--- START MATERIAL SHOWN ---

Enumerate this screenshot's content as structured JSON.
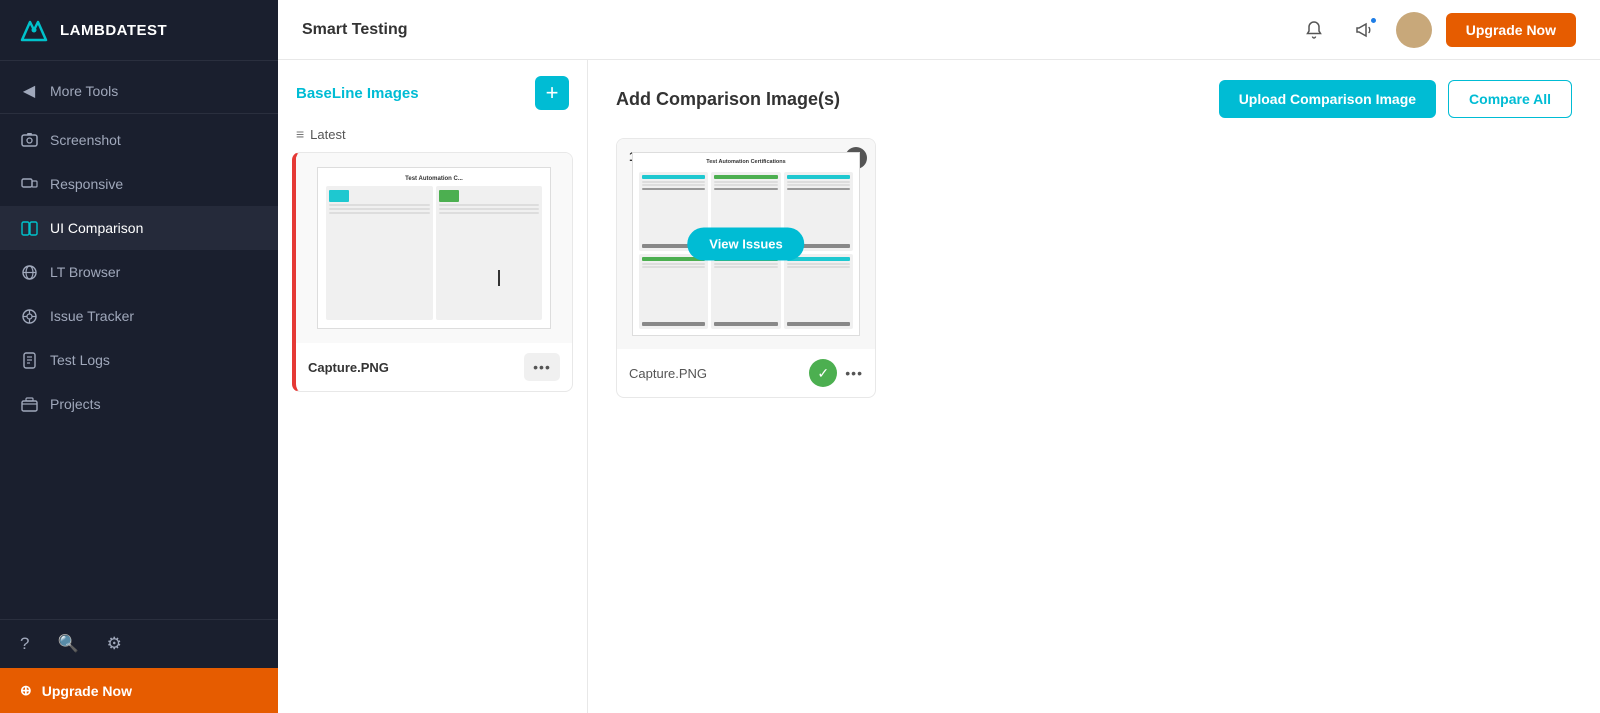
{
  "app": {
    "name": "LAMBDATEST"
  },
  "topbar": {
    "title": "Smart Testing",
    "upgrade_label": "Upgrade Now"
  },
  "sidebar": {
    "more_tools": "More Tools",
    "items": [
      {
        "id": "more-tools",
        "label": "More Tools",
        "icon": "◀"
      },
      {
        "id": "screenshot",
        "label": "Screenshot",
        "icon": "🖼"
      },
      {
        "id": "responsive",
        "label": "Responsive",
        "icon": "⊡"
      },
      {
        "id": "ui-comparison",
        "label": "UI Comparison",
        "icon": "⊞",
        "active": true
      },
      {
        "id": "lt-browser",
        "label": "LT Browser",
        "icon": "🌐"
      },
      {
        "id": "issue-tracker",
        "label": "Issue Tracker",
        "icon": "⚙"
      },
      {
        "id": "test-logs",
        "label": "Test Logs",
        "icon": "📄"
      },
      {
        "id": "projects",
        "label": "Projects",
        "icon": "📁"
      }
    ],
    "upgrade_label": "Upgrade Now"
  },
  "baseline": {
    "title": "BaseLine Images",
    "add_label": "+",
    "filter_label": "Latest",
    "item_name": "Capture.PNG",
    "more_dots": "•••"
  },
  "comparison": {
    "title": "Add Comparison Image(s)",
    "upload_btn": "Upload Comparison Image",
    "compare_all_btn": "Compare All",
    "card": {
      "number": "1",
      "title": "Test Automation Certifications",
      "name": "Capture.PNG",
      "view_issues": "View Issues",
      "more_dots": "•••"
    }
  }
}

--- END MATERIAL SHOWN ---

→ **AIM**
Retype the records exactly. Any image in them should not appear in what you write.

→ **FINAL RESULT**
Enumerate this screenshot's content as structured JSON.
{
  "app": {
    "name": "LAMBDATEST"
  },
  "topbar": {
    "title": "Smart Testing",
    "upgrade_label": "Upgrade Now"
  },
  "sidebar": {
    "more_tools": "More Tools",
    "items": [
      {
        "id": "more-tools",
        "label": "More Tools",
        "icon": "◀"
      },
      {
        "id": "screenshot",
        "label": "Screenshot",
        "icon": "🖼"
      },
      {
        "id": "responsive",
        "label": "Responsive",
        "icon": "⊡"
      },
      {
        "id": "ui-comparison",
        "label": "UI Comparison",
        "icon": "⊞",
        "active": true
      },
      {
        "id": "lt-browser",
        "label": "LT Browser",
        "icon": "🌐"
      },
      {
        "id": "issue-tracker",
        "label": "Issue Tracker",
        "icon": "⚙"
      },
      {
        "id": "test-logs",
        "label": "Test Logs",
        "icon": "📄"
      },
      {
        "id": "projects",
        "label": "Projects",
        "icon": "📁"
      }
    ],
    "upgrade_label": "Upgrade Now"
  },
  "baseline": {
    "title": "BaseLine Images",
    "add_label": "+",
    "filter_label": "Latest",
    "item_name": "Capture.PNG",
    "more_dots": "•••"
  },
  "comparison": {
    "title": "Add Comparison Image(s)",
    "upload_btn": "Upload Comparison Image",
    "compare_all_btn": "Compare All",
    "card": {
      "number": "1",
      "title": "Test Automation Certifications",
      "name": "Capture.PNG",
      "view_issues": "View Issues",
      "more_dots": "•••"
    }
  }
}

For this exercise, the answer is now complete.